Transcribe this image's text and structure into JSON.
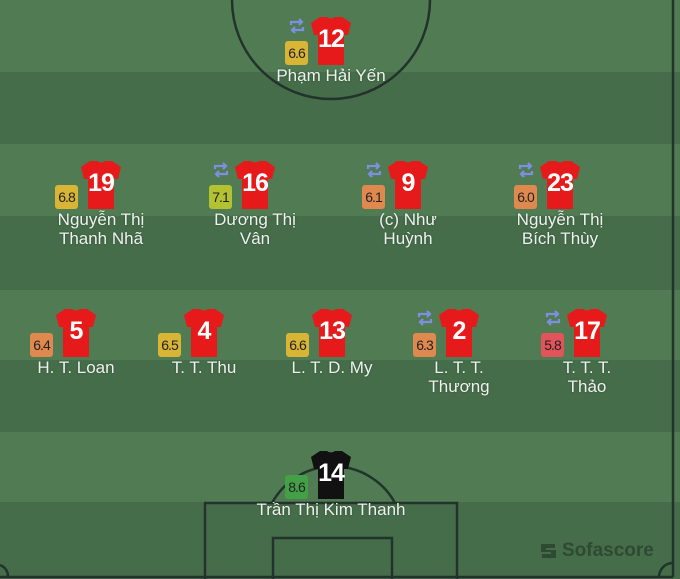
{
  "colors": {
    "kit_home": "#e61a1a",
    "kit_gk": "#111111",
    "substitution": "#7d8fe0"
  },
  "brand": {
    "logo_text": "Sofascore",
    "icon": "sofascore-logo-icon"
  },
  "players": [
    {
      "number": "12",
      "name": "Phạm Hải Yến",
      "rating": "6.6",
      "rating_color": "#d8b534",
      "substituted": true
    },
    {
      "number": "19",
      "name": "Nguyễn Thị\nThanh Nhã",
      "rating": "6.8",
      "rating_color": "#d8b534",
      "substituted": false
    },
    {
      "number": "16",
      "name": "Dương Thị\nVân",
      "rating": "7.1",
      "rating_color": "#b3c230",
      "substituted": true
    },
    {
      "number": "9",
      "name": "(c) Như\nHuỳnh",
      "rating": "6.1",
      "rating_color": "#e0894f",
      "substituted": true
    },
    {
      "number": "23",
      "name": "Nguyễn Thị\nBích Thùy",
      "rating": "6.0",
      "rating_color": "#e0894f",
      "substituted": true
    },
    {
      "number": "5",
      "name": "H. T. Loan",
      "rating": "6.4",
      "rating_color": "#e0894f",
      "substituted": false
    },
    {
      "number": "4",
      "name": "T. T. Thu",
      "rating": "6.5",
      "rating_color": "#d8b534",
      "substituted": false
    },
    {
      "number": "13",
      "name": "L. T. D. My",
      "rating": "6.6",
      "rating_color": "#d8b534",
      "substituted": false
    },
    {
      "number": "2",
      "name": "L. T. T.\nThương",
      "rating": "6.3",
      "rating_color": "#e0894f",
      "substituted": true
    },
    {
      "number": "17",
      "name": "T. T. T.\nThảo",
      "rating": "5.8",
      "rating_color": "#e3545a",
      "substituted": true
    },
    {
      "number": "14",
      "name": "Trần Thị Kim Thanh",
      "rating": "8.6",
      "rating_color": "#43a047",
      "substituted": false,
      "goalkeeper": true
    }
  ]
}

### GIVEN TASK
Every line that holds the word "number" should be extracted.

### TASK OUTPUT
      "number": "12",
      "number": "19",
      "number": "16",
      "number": "9",
      "number": "23",
      "number": "5",
      "number": "4",
      "number": "13",
      "number": "2",
      "number": "17",
      "number": "14",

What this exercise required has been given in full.